**PROBLEM REQUIREMENTS**
Your task is to extract every entry that follows word for word while excluding the pictures.

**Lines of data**

Start

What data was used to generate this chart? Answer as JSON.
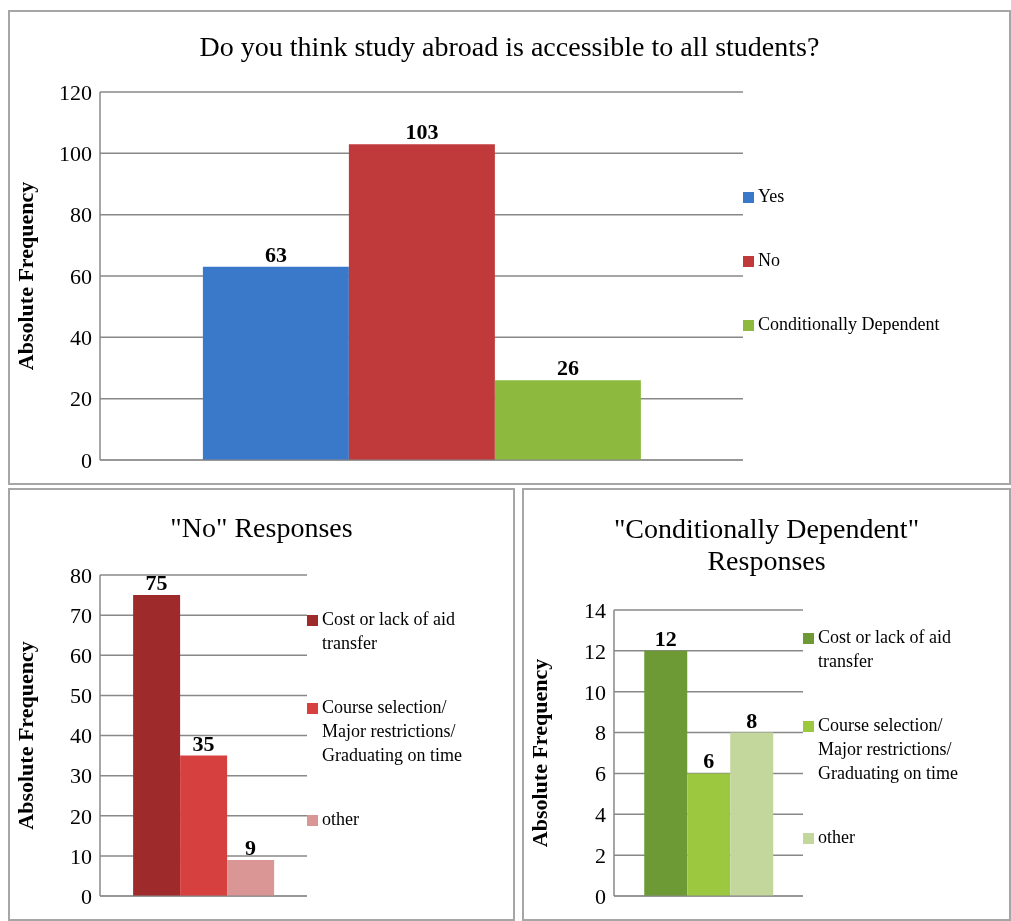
{
  "chart_data": [
    {
      "type": "bar",
      "title": "Do you think study abroad is accessible to all students?",
      "ylabel": "Absolute Frequency",
      "categories": [
        null
      ],
      "series": [
        {
          "name": "Yes",
          "color": "#3a78c9",
          "values": [
            63
          ]
        },
        {
          "name": "No",
          "color": "#c0393b",
          "values": [
            103
          ]
        },
        {
          "name": "Conditionally Dependent",
          "color": "#8db93e",
          "values": [
            26
          ]
        }
      ],
      "ylim": [
        0,
        120
      ],
      "yticks": [
        0,
        20,
        40,
        60,
        80,
        100,
        120
      ],
      "grid": "y",
      "legend": "right",
      "data_labels": true
    },
    {
      "type": "bar",
      "title": "\"No\" Responses",
      "ylabel": "Absolute Frequency",
      "categories": [
        null
      ],
      "series": [
        {
          "name": "Cost or lack of aid transfer",
          "color": "#9e2a2b",
          "values": [
            75
          ]
        },
        {
          "name": "Course selection/ Major restrictions/ Graduating on time",
          "color": "#d6403e",
          "values": [
            35
          ]
        },
        {
          "name": "other",
          "color": "#d99694",
          "values": [
            9
          ]
        }
      ],
      "ylim": [
        0,
        80
      ],
      "yticks": [
        0,
        10,
        20,
        30,
        40,
        50,
        60,
        70,
        80
      ],
      "grid": "y",
      "legend": "right",
      "data_labels": true
    },
    {
      "type": "bar",
      "title": "\"Conditionally Dependent\" Responses",
      "ylabel": "Absolute Frequency",
      "categories": [
        null
      ],
      "series": [
        {
          "name": "Cost or lack of aid transfer",
          "color": "#6e9a35",
          "values": [
            12
          ]
        },
        {
          "name": "Course selection/ Major restrictions/ Graduating on time",
          "color": "#9bc83f",
          "values": [
            6
          ]
        },
        {
          "name": "other",
          "color": "#c3d69b",
          "values": [
            8
          ]
        }
      ],
      "ylim": [
        0,
        14
      ],
      "yticks": [
        0,
        2,
        4,
        6,
        8,
        10,
        12,
        14
      ],
      "grid": "y",
      "legend": "right",
      "data_labels": true
    }
  ]
}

End

**PROBLEM SOLUTION**
What data was used to generate this chart? Answer as JSON.
{
  "chart_data": [
    {
      "type": "bar",
      "title": "Do you think study abroad is accessible to all students?",
      "ylabel": "Absolute Frequency",
      "categories": [
        null
      ],
      "series": [
        {
          "name": "Yes",
          "color": "#3a78c9",
          "values": [
            63
          ]
        },
        {
          "name": "No",
          "color": "#c0393b",
          "values": [
            103
          ]
        },
        {
          "name": "Conditionally Dependent",
          "color": "#8db93e",
          "values": [
            26
          ]
        }
      ],
      "ylim": [
        0,
        120
      ],
      "yticks": [
        0,
        20,
        40,
        60,
        80,
        100,
        120
      ],
      "grid": "y",
      "legend": "right",
      "data_labels": true
    },
    {
      "type": "bar",
      "title": "\"No\" Responses",
      "ylabel": "Absolute Frequency",
      "categories": [
        null
      ],
      "series": [
        {
          "name": "Cost or lack of aid transfer",
          "color": "#9e2a2b",
          "values": [
            75
          ]
        },
        {
          "name": "Course selection/ Major restrictions/ Graduating on time",
          "color": "#d6403e",
          "values": [
            35
          ]
        },
        {
          "name": "other",
          "color": "#d99694",
          "values": [
            9
          ]
        }
      ],
      "ylim": [
        0,
        80
      ],
      "yticks": [
        0,
        10,
        20,
        30,
        40,
        50,
        60,
        70,
        80
      ],
      "grid": "y",
      "legend": "right",
      "data_labels": true
    },
    {
      "type": "bar",
      "title": "\"Conditionally Dependent\" Responses",
      "ylabel": "Absolute Frequency",
      "categories": [
        null
      ],
      "series": [
        {
          "name": "Cost or lack of aid transfer",
          "color": "#6e9a35",
          "values": [
            12
          ]
        },
        {
          "name": "Course selection/ Major restrictions/ Graduating on time",
          "color": "#9bc83f",
          "values": [
            6
          ]
        },
        {
          "name": "other",
          "color": "#c3d69b",
          "values": [
            8
          ]
        }
      ],
      "ylim": [
        0,
        14
      ],
      "yticks": [
        0,
        2,
        4,
        6,
        8,
        10,
        12,
        14
      ],
      "grid": "y",
      "legend": "right",
      "data_labels": true
    }
  ]
}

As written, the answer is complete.